• DATA LISTING:
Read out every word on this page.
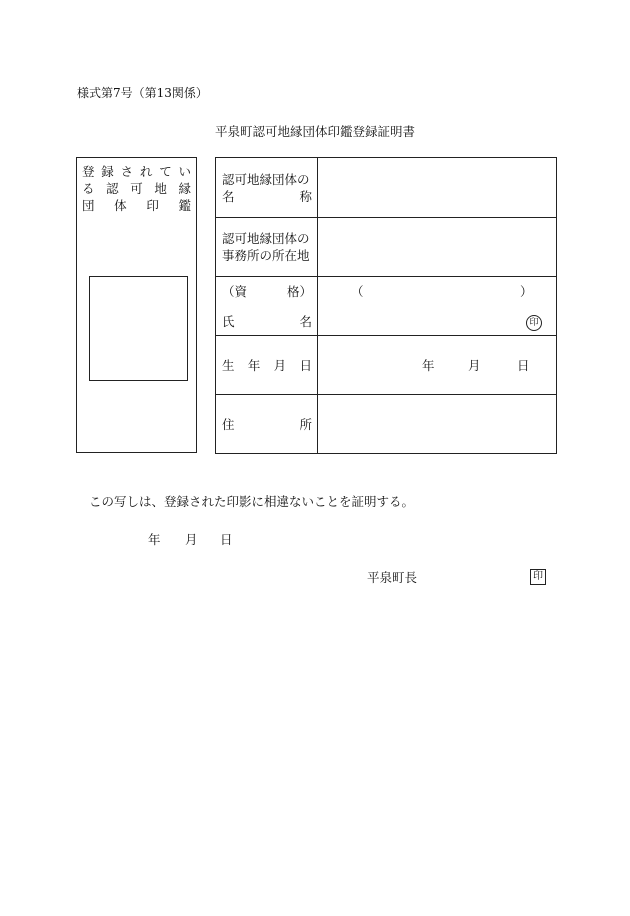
様式第7号（第13関係）
平泉町認可地縁団体印鑑登録証明書
登 録 さ れ て い
る 認 可 地 縁
団 体 印 鑑
認可地縁団体の
名	称
認可地縁団体の
事務所の所在地
（資	格）	（	）
氏	名	印
生 年 月 日	年	月	日
住	所
この写しは、登録された印影に相違ないことを証明する。
年 月 日
平泉町長	印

• EXERCISE INSTRUCTIONS: Return the records exactly. Don't carry the pictures over.

• CORRECT RESPONSE:
Read out every word on this page.
様式第7号（第13関係）
平泉町認可地縁団体印鑑登録証明書
登 録 さ れ て い
る 認 可 地 縁
団 体 印 鑑
認可地縁団体の
名	称
認可地縁団体の
事務所の所在地
（資	格）	（	）
氏	名	印
生 年 月 日	年	月	日
住	所
この写しは、登録された印影に相違ないことを証明する。
年 月 日
平泉町長	印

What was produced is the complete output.